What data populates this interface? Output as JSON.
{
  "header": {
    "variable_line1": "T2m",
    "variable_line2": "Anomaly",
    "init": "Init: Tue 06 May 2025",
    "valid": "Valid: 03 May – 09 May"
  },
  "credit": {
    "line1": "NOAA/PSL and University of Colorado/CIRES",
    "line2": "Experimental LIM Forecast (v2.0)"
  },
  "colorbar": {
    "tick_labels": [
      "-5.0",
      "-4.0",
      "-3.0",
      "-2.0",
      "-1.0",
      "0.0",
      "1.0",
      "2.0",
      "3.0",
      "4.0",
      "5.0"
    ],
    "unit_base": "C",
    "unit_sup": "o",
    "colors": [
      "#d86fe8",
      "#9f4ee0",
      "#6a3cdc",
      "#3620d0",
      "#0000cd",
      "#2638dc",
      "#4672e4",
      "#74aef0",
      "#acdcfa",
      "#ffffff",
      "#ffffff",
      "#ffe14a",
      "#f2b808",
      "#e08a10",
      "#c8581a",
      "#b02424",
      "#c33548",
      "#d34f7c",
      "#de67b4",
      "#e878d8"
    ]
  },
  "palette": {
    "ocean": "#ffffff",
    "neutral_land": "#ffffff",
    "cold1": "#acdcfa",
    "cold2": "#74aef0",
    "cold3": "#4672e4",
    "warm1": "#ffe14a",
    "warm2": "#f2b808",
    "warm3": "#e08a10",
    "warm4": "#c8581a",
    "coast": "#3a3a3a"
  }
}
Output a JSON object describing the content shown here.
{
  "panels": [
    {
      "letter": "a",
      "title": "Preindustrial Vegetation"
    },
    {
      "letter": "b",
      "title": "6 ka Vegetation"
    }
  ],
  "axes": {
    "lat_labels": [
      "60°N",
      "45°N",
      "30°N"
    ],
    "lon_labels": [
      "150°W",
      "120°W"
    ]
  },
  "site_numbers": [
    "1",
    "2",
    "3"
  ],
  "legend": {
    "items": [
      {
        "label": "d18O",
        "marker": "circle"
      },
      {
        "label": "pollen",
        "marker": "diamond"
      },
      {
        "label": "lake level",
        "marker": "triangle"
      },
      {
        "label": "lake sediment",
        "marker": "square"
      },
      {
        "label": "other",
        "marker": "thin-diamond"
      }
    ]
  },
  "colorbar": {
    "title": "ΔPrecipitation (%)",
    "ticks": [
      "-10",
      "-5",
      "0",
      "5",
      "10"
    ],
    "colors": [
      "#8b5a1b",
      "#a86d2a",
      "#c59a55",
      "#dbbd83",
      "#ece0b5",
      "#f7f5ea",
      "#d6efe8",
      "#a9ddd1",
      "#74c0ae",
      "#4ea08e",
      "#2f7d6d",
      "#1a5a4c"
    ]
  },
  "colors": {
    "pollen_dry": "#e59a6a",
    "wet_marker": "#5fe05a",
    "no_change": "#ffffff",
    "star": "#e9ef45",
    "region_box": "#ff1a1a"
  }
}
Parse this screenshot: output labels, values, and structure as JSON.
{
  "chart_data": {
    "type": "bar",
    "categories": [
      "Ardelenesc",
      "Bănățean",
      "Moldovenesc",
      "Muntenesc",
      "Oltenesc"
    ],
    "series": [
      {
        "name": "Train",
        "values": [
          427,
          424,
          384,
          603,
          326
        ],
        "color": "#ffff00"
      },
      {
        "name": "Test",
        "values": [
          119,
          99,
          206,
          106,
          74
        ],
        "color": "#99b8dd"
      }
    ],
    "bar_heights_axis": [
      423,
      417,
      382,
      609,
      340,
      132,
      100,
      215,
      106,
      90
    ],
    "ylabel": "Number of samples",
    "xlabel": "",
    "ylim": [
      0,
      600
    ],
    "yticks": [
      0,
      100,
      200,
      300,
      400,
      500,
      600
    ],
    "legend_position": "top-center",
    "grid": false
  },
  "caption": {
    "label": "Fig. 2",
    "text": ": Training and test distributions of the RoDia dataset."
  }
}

TASK DESCRIPTION |
Restate the data above word for word, please.

SOLUTION FOR THIS TASK |
What data populates this interface? Output as JSON.
{
  "header": {
    "variable_line1": "T2m",
    "variable_line2": "Anomaly",
    "init": "Init: Tue 06 May 2025",
    "valid": "Valid: 03 May – 09 May"
  },
  "credit": {
    "line1": "NOAA/PSL and University of Colorado/CIRES",
    "line2": "Experimental LIM Forecast (v2.0)"
  },
  "colorbar": {
    "tick_labels": [
      "-5.0",
      "-4.0",
      "-3.0",
      "-2.0",
      "-1.0",
      "0.0",
      "1.0",
      "2.0",
      "3.0",
      "4.0",
      "5.0"
    ],
    "unit_base": "C",
    "unit_sup": "o",
    "colors": [
      "#d86fe8",
      "#9f4ee0",
      "#6a3cdc",
      "#3620d0",
      "#0000cd",
      "#2638dc",
      "#4672e4",
      "#74aef0",
      "#acdcfa",
      "#ffffff",
      "#ffffff",
      "#ffe14a",
      "#f2b808",
      "#e08a10",
      "#c8581a",
      "#b02424",
      "#c33548",
      "#d34f7c",
      "#de67b4",
      "#e878d8"
    ]
  },
  "palette": {
    "ocean": "#ffffff",
    "neutral_land": "#ffffff",
    "cold1": "#acdcfa",
    "cold2": "#74aef0",
    "cold3": "#4672e4",
    "warm1": "#ffe14a",
    "warm2": "#f2b808",
    "warm3": "#e08a10",
    "warm4": "#c8581a",
    "coast": "#3a3a3a"
  }
}
Output a JSON object describing the content shown here.
{
  "panels": [
    {
      "letter": "a",
      "title": "Preindustrial Vegetation"
    },
    {
      "letter": "b",
      "title": "6 ka Vegetation"
    }
  ],
  "axes": {
    "lat_labels": [
      "60°N",
      "45°N",
      "30°N"
    ],
    "lon_labels": [
      "150°W",
      "120°W"
    ]
  },
  "site_numbers": [
    "1",
    "2",
    "3"
  ],
  "legend": {
    "items": [
      {
        "label": "d18O",
        "marker": "circle"
      },
      {
        "label": "pollen",
        "marker": "diamond"
      },
      {
        "label": "lake level",
        "marker": "triangle"
      },
      {
        "label": "lake sediment",
        "marker": "square"
      },
      {
        "label": "other",
        "marker": "thin-diamond"
      }
    ]
  },
  "colorbar": {
    "title": "ΔPrecipitation (%)",
    "ticks": [
      "-10",
      "-5",
      "0",
      "5",
      "10"
    ],
    "colors": [
      "#8b5a1b",
      "#a86d2a",
      "#c59a55",
      "#dbbd83",
      "#ece0b5",
      "#f7f5ea",
      "#d6efe8",
      "#a9ddd1",
      "#74c0ae",
      "#4ea08e",
      "#2f7d6d",
      "#1a5a4c"
    ]
  },
  "colors": {
    "pollen_dry": "#e59a6a",
    "wet_marker": "#5fe05a",
    "no_change": "#ffffff",
    "star": "#e9ef45",
    "region_box": "#ff1a1a"
  }
}
Parse this screenshot: output labels, values, and structure as JSON.
{
  "chart_data": {
    "type": "bar",
    "categories": [
      "Ardelenesc",
      "Bănățean",
      "Moldovenesc",
      "Muntenesc",
      "Oltenesc"
    ],
    "series": [
      {
        "name": "Train",
        "values": [
          427,
          424,
          384,
          603,
          326
        ],
        "color": "#ffff00"
      },
      {
        "name": "Test",
        "values": [
          119,
          99,
          206,
          106,
          74
        ],
        "color": "#99b8dd"
      }
    ],
    "bar_heights_axis": [
      423,
      417,
      382,
      609,
      340,
      132,
      100,
      215,
      106,
      90
    ],
    "ylabel": "Number of samples",
    "xlabel": "",
    "ylim": [
      0,
      600
    ],
    "yticks": [
      0,
      100,
      200,
      300,
      400,
      500,
      600
    ],
    "legend_position": "top-center",
    "grid": false
  },
  "caption": {
    "label": "Fig. 2",
    "text": ": Training and test distributions of the RoDia dataset."
  }
}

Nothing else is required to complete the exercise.